Task details: Note each line that includes the word "bone". Copy those lines.

[BEGIN Records shown]

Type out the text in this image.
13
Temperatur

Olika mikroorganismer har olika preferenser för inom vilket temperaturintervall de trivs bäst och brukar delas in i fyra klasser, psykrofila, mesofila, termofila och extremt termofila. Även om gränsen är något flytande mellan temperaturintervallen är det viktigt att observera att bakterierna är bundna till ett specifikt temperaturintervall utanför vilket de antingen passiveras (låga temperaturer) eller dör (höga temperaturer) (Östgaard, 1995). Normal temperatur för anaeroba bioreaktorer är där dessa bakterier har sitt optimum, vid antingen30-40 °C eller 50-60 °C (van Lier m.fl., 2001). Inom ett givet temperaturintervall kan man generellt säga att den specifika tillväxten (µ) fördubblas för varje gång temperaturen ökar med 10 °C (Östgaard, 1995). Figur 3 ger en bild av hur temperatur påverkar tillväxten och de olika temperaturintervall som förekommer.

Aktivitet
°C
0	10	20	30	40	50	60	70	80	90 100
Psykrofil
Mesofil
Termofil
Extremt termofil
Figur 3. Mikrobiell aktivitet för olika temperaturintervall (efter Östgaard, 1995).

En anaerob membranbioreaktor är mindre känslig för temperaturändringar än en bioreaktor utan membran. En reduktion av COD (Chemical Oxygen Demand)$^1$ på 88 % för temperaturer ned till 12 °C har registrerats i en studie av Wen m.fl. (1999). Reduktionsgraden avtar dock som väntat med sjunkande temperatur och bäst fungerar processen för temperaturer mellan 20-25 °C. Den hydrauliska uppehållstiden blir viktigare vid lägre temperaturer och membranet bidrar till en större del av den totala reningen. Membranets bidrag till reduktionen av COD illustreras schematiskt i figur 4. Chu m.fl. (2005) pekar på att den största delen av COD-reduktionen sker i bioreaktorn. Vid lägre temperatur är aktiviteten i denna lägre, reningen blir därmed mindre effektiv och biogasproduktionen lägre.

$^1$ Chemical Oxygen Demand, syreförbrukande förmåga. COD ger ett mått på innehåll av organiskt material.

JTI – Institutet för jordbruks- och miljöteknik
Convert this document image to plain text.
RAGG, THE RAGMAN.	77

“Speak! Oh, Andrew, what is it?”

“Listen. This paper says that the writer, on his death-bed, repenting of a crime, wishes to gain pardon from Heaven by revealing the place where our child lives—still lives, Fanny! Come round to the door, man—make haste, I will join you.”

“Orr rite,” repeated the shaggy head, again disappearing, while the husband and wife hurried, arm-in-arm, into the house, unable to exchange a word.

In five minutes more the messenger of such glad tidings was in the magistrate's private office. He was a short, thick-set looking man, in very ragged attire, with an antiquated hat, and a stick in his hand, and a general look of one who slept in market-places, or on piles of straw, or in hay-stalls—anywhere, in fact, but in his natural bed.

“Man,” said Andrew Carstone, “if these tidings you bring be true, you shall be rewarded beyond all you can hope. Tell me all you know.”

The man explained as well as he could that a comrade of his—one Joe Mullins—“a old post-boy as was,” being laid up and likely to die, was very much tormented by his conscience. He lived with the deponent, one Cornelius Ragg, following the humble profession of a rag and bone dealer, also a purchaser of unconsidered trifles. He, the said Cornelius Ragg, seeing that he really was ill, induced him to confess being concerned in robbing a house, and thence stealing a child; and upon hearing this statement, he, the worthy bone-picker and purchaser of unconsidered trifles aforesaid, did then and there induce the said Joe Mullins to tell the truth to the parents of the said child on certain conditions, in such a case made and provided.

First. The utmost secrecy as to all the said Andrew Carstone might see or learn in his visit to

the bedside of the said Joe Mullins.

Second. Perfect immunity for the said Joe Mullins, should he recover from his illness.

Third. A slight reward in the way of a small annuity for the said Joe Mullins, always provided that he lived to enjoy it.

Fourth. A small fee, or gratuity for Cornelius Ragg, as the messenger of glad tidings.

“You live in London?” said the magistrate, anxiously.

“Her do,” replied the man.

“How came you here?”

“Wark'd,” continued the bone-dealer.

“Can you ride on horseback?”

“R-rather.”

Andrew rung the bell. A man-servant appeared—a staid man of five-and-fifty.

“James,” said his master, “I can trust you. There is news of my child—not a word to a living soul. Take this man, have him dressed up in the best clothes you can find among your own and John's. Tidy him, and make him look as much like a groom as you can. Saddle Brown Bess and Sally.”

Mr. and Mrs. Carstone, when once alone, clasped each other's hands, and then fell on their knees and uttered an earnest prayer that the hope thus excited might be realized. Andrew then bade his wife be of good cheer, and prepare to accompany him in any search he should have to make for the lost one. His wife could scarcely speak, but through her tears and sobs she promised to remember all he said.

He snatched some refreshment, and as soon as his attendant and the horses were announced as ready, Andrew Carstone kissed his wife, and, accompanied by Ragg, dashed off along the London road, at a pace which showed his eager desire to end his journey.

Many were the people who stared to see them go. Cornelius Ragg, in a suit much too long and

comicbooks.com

[END Records shown]

Answer for the task:
The man explained as well as he could that a comrade of his—one Joe Mullins—“a old post-boy as was,” being laid up and likely to die, was very much tormented by his conscience. He lived with the deponent, one Cornelius Ragg, following the humble profession of a rag and bone dealer, also a purchaser of unconsidered trifles. He, the said Cornelius Ragg, seeing that he really was ill, induced him to confess being concerned in robbing a house, and thence stealing a child; and upon hearing this statement, he, the worthy bone-picker and purchaser of unconsidered trifles aforesaid, did then and there induce the said Joe Mullins to tell the truth to the parents of the said child on certain conditions, in such a case made and provided.
“Wark'd,” continued the bone-dealer.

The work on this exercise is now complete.